[TASK GOAL]: Go through the records and show each line where the word "this" occurs.

Stored data:
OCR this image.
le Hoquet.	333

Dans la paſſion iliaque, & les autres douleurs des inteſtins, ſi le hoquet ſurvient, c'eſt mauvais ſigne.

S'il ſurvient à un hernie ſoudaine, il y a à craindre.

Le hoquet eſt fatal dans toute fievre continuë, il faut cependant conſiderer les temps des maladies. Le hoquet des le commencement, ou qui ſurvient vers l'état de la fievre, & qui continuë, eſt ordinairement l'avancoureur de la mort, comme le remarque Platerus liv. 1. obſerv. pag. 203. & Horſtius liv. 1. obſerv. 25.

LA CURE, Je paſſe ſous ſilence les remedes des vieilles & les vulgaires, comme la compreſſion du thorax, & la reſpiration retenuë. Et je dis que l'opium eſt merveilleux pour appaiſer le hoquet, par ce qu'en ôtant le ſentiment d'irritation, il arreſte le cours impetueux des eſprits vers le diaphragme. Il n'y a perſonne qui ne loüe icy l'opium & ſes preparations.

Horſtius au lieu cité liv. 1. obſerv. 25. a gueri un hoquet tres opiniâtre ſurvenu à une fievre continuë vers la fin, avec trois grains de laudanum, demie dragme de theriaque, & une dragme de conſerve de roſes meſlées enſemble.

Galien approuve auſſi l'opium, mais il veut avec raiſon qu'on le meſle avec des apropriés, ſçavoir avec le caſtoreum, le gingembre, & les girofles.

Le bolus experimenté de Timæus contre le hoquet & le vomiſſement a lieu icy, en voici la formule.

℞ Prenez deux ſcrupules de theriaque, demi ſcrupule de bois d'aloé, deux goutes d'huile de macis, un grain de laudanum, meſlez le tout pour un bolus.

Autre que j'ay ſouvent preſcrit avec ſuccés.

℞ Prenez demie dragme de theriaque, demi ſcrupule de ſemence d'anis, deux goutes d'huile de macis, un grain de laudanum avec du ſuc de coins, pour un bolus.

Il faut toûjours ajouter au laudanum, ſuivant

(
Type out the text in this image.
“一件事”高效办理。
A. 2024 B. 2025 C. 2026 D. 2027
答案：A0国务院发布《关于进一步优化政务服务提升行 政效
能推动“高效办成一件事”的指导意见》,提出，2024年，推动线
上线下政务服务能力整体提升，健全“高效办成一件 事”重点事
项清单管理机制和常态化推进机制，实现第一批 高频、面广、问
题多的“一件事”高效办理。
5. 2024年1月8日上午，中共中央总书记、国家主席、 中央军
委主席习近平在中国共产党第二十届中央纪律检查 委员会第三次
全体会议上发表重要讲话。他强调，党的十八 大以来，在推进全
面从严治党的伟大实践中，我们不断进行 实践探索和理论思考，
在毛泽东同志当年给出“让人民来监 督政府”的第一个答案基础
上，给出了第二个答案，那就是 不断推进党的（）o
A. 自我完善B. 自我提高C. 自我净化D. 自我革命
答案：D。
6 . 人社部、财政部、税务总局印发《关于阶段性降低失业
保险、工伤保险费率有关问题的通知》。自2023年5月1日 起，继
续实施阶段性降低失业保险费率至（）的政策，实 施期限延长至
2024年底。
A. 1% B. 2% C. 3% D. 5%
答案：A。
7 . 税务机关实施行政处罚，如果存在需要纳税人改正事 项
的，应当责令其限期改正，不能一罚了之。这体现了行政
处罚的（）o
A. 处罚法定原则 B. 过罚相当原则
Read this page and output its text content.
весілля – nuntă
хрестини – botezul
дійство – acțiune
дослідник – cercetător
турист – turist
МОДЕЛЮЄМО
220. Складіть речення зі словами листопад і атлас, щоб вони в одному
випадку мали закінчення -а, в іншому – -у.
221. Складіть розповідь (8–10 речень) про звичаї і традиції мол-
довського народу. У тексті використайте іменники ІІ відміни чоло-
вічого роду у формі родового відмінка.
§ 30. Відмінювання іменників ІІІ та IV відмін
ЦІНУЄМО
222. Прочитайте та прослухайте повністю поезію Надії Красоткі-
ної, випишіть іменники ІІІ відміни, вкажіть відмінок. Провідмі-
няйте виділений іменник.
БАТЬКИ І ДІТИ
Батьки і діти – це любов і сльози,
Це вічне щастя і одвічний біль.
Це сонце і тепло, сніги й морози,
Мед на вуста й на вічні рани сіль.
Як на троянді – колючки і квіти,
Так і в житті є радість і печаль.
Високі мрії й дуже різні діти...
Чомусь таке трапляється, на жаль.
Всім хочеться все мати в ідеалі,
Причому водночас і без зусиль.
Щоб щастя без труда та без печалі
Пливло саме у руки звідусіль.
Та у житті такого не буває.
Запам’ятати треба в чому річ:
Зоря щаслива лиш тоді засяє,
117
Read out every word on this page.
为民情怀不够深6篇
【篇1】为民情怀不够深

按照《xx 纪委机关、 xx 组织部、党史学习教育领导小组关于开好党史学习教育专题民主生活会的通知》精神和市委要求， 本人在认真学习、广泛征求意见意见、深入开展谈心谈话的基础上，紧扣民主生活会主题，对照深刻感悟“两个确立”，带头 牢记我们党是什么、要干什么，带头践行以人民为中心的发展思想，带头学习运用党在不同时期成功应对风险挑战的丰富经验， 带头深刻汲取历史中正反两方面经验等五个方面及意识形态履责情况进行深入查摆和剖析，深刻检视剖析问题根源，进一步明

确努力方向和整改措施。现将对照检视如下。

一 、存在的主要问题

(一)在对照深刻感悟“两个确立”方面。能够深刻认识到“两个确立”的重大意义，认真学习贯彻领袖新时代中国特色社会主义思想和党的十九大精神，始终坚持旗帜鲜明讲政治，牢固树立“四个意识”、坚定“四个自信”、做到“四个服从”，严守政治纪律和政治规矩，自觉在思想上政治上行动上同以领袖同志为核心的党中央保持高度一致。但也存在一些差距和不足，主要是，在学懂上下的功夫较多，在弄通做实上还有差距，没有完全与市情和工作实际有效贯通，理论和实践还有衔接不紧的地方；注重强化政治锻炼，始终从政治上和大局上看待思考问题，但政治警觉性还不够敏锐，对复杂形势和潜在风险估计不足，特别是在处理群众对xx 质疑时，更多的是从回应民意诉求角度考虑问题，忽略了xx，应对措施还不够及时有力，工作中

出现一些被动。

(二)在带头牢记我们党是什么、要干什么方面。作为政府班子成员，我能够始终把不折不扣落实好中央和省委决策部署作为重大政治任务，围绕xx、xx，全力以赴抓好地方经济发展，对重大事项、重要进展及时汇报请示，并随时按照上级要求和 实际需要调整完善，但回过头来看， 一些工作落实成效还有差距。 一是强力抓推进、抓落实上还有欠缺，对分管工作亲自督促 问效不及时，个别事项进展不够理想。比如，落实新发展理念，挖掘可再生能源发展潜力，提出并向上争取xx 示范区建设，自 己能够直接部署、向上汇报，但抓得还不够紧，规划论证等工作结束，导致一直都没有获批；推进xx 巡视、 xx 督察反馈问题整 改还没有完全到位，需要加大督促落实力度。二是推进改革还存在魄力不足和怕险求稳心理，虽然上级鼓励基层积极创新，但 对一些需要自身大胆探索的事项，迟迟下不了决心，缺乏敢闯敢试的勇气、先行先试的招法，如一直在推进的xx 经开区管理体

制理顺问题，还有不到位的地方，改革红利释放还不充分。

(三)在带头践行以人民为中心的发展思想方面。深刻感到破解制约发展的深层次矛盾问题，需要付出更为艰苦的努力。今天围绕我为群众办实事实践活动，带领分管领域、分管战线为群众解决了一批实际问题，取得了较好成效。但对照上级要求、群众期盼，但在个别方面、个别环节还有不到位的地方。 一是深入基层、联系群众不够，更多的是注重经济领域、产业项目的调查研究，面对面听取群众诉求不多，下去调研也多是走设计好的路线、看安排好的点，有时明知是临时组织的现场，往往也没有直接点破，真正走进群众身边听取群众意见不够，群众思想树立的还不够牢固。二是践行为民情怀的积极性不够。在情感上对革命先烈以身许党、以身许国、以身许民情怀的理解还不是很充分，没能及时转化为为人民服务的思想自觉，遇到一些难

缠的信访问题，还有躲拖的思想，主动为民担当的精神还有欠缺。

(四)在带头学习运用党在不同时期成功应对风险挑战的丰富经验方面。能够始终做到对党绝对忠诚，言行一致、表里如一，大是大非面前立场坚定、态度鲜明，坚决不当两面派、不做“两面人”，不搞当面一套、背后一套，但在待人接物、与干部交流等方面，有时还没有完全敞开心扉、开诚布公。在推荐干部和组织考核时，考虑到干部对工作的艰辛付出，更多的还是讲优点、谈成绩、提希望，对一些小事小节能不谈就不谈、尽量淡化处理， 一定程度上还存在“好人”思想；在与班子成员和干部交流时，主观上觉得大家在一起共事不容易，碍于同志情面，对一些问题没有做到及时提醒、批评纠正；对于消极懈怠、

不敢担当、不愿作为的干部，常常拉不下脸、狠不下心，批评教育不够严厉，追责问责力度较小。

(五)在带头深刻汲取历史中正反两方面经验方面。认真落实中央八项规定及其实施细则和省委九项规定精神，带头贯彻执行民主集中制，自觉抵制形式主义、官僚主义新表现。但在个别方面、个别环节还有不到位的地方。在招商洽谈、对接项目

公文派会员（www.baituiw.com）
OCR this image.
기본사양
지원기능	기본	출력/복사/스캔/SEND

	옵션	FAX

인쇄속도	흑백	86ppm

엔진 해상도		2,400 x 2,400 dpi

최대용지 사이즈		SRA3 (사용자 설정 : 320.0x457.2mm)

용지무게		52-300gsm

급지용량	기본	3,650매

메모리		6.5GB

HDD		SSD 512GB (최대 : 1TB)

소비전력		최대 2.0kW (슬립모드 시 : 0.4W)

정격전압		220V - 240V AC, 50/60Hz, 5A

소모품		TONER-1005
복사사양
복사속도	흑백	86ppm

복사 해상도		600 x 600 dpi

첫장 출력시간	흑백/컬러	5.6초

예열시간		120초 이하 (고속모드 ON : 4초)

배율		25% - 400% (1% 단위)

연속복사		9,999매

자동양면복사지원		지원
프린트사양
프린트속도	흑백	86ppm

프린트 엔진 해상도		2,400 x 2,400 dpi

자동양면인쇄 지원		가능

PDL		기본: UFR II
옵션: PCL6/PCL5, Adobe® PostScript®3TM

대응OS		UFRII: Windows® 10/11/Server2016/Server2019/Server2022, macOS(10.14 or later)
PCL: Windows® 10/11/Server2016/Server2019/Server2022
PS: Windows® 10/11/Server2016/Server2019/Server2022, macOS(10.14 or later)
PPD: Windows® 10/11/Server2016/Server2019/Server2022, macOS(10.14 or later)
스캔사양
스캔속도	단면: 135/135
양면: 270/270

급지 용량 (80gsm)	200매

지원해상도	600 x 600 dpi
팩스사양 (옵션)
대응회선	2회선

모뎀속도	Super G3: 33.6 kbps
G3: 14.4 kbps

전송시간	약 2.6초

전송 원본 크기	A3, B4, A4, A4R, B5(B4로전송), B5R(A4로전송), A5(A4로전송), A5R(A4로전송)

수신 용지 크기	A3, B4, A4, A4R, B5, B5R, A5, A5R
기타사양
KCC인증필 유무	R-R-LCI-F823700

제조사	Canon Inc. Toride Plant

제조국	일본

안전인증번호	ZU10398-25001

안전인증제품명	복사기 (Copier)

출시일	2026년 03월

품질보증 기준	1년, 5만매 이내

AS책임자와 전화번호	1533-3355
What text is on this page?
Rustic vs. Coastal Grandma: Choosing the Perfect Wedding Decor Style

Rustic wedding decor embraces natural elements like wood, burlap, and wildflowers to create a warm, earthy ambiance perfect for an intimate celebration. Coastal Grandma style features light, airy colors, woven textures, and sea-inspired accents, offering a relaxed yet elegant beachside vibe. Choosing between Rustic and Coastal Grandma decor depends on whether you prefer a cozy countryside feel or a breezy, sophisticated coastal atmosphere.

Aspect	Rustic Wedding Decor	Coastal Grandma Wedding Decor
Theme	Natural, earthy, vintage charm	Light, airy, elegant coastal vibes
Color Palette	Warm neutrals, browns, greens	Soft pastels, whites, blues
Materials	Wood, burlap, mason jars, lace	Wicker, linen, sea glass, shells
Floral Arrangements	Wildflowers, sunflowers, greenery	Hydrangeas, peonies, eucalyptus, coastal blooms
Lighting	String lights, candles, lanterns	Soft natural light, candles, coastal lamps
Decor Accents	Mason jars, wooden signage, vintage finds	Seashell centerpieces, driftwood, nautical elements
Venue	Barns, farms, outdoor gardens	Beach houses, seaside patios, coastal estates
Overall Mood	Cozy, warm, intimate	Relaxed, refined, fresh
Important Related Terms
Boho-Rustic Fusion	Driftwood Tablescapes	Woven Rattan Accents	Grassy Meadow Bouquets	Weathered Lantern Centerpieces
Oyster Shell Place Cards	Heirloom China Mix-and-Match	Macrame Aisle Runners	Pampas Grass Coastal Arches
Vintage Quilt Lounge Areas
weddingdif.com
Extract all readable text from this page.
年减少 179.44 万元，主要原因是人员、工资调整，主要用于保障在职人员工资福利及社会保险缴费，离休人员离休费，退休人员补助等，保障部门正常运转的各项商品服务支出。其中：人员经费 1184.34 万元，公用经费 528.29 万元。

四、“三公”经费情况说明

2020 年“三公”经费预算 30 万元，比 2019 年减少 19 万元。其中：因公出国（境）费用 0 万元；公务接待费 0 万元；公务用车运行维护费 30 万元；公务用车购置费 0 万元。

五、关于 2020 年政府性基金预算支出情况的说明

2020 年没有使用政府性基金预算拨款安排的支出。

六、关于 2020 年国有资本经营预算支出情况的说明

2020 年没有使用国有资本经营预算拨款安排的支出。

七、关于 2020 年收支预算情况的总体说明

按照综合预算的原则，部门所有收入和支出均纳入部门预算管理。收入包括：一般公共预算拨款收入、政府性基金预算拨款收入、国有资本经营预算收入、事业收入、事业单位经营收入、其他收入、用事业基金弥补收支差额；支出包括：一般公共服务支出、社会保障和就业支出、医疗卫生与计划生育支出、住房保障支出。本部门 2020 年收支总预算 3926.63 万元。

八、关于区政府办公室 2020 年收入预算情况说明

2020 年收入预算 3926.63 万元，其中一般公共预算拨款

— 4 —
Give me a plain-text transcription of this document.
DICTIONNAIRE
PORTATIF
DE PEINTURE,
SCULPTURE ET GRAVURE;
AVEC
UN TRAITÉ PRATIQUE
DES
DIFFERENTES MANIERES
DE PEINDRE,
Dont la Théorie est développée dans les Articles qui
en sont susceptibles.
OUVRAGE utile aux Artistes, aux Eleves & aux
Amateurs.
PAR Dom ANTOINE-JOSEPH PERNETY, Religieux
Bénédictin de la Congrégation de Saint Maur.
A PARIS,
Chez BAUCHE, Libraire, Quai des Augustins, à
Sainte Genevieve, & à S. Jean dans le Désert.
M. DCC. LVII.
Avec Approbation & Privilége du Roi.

[FINAL RESULT]:
OCR this image.
Type out the text in this image.
Read this page and output its text content.
Read out every word on this page.
OCR this image.
What text is on this page?
Extract all readable text from this page.
Give me a plain-text transcription of this document.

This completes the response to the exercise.